#### [WHAT YOU NEED TO DO]
Below are the records; collect from them each line containing the string "JSON".
____
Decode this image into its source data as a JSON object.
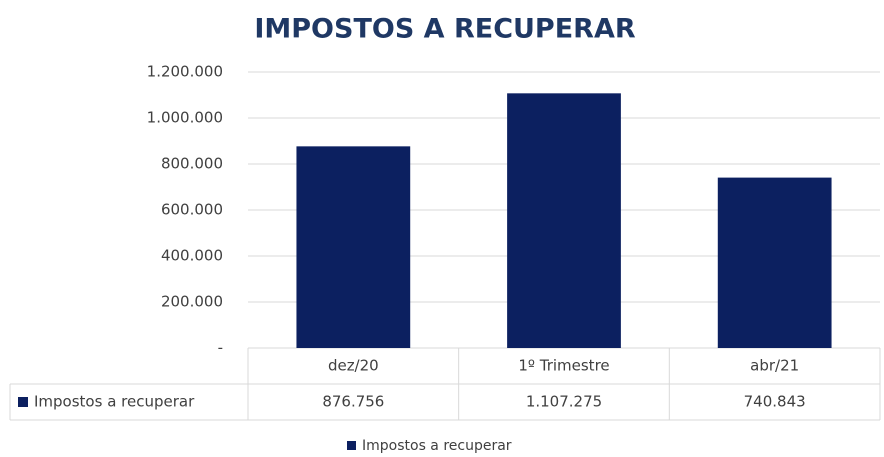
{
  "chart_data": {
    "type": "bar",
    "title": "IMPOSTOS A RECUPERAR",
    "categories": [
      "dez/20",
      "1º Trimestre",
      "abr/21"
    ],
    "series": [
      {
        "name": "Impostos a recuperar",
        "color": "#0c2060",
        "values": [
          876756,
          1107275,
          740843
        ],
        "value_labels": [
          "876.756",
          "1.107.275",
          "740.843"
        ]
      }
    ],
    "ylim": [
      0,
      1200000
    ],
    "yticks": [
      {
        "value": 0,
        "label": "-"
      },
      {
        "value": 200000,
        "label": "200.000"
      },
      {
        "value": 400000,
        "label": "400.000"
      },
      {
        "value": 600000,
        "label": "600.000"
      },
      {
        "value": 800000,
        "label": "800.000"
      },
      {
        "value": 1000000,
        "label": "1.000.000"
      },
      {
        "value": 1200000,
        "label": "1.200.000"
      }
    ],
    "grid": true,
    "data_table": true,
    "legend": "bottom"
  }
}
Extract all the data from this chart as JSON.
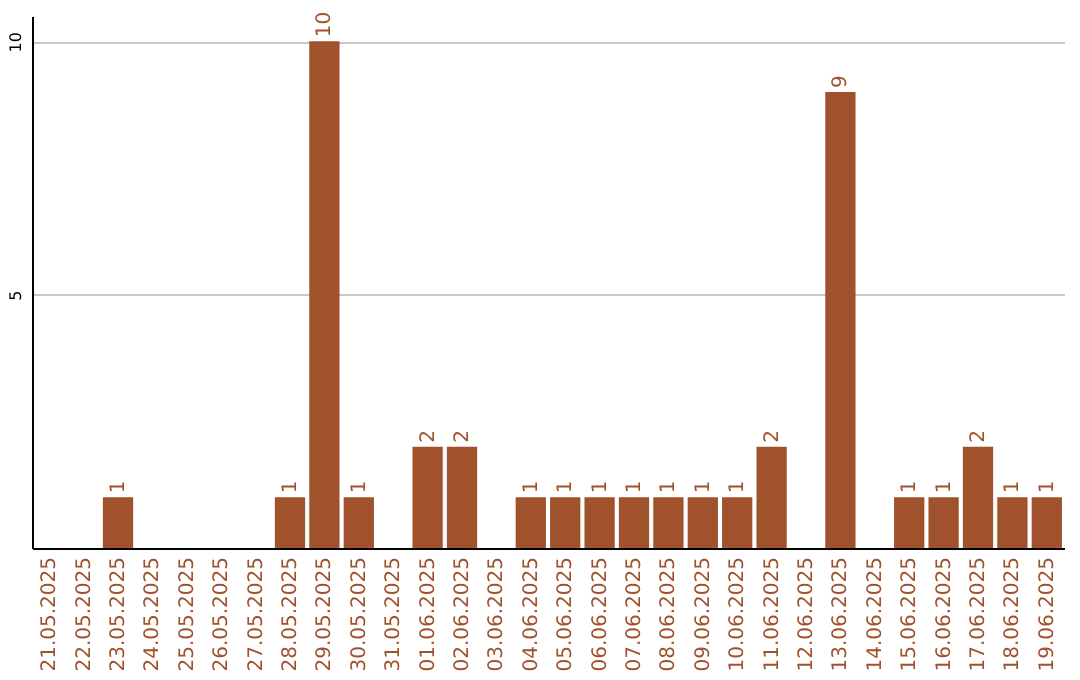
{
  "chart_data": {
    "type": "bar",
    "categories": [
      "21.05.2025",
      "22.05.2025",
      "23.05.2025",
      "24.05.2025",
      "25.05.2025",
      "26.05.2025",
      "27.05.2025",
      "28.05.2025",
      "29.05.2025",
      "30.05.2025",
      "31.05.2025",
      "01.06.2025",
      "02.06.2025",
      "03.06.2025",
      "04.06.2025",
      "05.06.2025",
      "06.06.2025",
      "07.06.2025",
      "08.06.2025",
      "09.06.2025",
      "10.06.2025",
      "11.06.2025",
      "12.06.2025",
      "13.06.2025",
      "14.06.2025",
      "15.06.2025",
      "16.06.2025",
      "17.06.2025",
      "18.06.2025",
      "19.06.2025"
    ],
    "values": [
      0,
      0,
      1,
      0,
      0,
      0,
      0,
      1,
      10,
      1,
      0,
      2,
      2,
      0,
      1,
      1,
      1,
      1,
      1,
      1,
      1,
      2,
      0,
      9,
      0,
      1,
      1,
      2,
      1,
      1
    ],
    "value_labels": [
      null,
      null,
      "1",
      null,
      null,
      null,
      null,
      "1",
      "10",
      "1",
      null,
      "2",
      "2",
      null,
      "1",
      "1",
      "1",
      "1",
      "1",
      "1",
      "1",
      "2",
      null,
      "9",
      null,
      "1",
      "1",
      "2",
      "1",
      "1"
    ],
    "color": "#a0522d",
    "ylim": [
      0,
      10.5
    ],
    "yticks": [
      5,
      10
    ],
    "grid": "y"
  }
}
____
#### [EXERCISE ANSWER]
Decode this image into its source data as a JSON object.
Extract all the data from this chart as JSON.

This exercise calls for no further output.